━━ THE INPUT

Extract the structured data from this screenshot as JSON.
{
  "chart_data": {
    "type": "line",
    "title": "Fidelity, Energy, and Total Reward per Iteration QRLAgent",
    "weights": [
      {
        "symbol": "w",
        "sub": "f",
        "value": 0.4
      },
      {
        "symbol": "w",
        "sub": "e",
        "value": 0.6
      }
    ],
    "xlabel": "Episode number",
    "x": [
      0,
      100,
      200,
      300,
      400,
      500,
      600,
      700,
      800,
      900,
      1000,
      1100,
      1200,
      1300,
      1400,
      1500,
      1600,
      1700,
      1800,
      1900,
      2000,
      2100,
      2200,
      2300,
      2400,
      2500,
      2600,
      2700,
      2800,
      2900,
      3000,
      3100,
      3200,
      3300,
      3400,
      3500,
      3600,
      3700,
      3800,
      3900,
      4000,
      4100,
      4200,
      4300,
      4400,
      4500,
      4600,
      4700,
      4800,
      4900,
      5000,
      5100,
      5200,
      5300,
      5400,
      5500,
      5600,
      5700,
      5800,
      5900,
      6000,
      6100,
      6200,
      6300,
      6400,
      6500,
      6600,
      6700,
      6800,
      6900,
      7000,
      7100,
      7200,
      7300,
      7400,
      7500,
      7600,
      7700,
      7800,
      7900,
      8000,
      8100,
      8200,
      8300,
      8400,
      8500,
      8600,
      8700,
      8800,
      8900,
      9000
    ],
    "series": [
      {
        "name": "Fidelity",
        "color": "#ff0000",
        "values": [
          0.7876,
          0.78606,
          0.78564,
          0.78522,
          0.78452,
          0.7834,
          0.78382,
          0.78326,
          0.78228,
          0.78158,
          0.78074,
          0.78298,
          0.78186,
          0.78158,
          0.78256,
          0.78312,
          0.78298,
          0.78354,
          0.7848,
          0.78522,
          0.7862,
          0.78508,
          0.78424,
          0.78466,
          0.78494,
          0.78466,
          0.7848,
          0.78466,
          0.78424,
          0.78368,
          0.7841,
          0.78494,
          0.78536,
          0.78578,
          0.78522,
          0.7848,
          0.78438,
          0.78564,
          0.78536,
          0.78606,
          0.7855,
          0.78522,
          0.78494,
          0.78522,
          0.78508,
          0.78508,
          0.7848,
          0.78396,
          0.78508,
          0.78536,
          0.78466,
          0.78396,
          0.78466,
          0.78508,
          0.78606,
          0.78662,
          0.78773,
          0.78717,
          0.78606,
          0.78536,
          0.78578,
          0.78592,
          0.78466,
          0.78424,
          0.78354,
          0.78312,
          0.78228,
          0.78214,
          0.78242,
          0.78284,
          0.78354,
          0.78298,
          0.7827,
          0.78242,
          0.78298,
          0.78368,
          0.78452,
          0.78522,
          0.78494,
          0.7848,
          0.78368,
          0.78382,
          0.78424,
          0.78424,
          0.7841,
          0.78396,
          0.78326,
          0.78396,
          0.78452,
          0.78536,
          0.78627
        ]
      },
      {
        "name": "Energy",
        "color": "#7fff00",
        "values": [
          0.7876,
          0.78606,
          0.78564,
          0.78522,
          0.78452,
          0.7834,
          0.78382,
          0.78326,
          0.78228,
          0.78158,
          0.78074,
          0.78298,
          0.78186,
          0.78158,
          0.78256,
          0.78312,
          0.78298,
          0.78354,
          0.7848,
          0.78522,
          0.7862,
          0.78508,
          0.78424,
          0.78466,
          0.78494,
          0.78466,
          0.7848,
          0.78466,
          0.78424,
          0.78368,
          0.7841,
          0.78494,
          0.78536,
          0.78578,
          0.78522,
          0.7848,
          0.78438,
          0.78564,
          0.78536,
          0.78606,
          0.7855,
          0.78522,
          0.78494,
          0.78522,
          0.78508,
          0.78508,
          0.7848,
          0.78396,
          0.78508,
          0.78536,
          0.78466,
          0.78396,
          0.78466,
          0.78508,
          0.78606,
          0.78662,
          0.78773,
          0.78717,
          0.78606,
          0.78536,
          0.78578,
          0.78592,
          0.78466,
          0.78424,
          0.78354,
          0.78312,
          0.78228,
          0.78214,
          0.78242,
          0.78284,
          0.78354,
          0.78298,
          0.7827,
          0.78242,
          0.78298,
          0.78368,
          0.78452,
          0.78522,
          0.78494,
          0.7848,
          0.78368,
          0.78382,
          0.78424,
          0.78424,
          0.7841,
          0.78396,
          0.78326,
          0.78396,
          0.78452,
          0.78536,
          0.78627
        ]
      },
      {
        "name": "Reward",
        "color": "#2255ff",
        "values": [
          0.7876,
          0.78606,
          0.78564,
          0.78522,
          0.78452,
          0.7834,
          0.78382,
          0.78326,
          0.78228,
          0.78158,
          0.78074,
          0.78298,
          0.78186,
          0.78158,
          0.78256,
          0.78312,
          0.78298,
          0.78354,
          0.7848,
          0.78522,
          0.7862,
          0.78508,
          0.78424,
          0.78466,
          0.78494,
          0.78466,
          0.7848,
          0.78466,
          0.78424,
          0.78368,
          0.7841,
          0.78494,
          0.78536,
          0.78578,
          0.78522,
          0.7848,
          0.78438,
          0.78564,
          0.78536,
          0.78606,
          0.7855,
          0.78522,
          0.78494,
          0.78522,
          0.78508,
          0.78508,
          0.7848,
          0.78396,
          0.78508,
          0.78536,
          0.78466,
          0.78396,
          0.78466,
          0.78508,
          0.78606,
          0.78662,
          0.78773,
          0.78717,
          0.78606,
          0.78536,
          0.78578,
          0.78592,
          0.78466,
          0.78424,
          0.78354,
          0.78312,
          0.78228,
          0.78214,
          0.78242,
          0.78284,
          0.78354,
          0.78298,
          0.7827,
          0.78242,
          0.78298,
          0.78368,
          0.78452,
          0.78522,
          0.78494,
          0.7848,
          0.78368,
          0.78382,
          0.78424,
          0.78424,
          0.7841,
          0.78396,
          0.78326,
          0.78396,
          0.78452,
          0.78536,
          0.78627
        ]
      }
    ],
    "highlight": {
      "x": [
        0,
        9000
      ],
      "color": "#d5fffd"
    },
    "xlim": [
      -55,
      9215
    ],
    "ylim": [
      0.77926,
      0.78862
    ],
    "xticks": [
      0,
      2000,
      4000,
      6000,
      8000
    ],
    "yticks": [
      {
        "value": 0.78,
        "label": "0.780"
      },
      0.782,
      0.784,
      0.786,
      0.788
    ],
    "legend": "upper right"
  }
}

━━━━

Count every line of the material above that holds the string "Fidelity", then state only the total.

SOLUTION TO THE PROBLEM - 2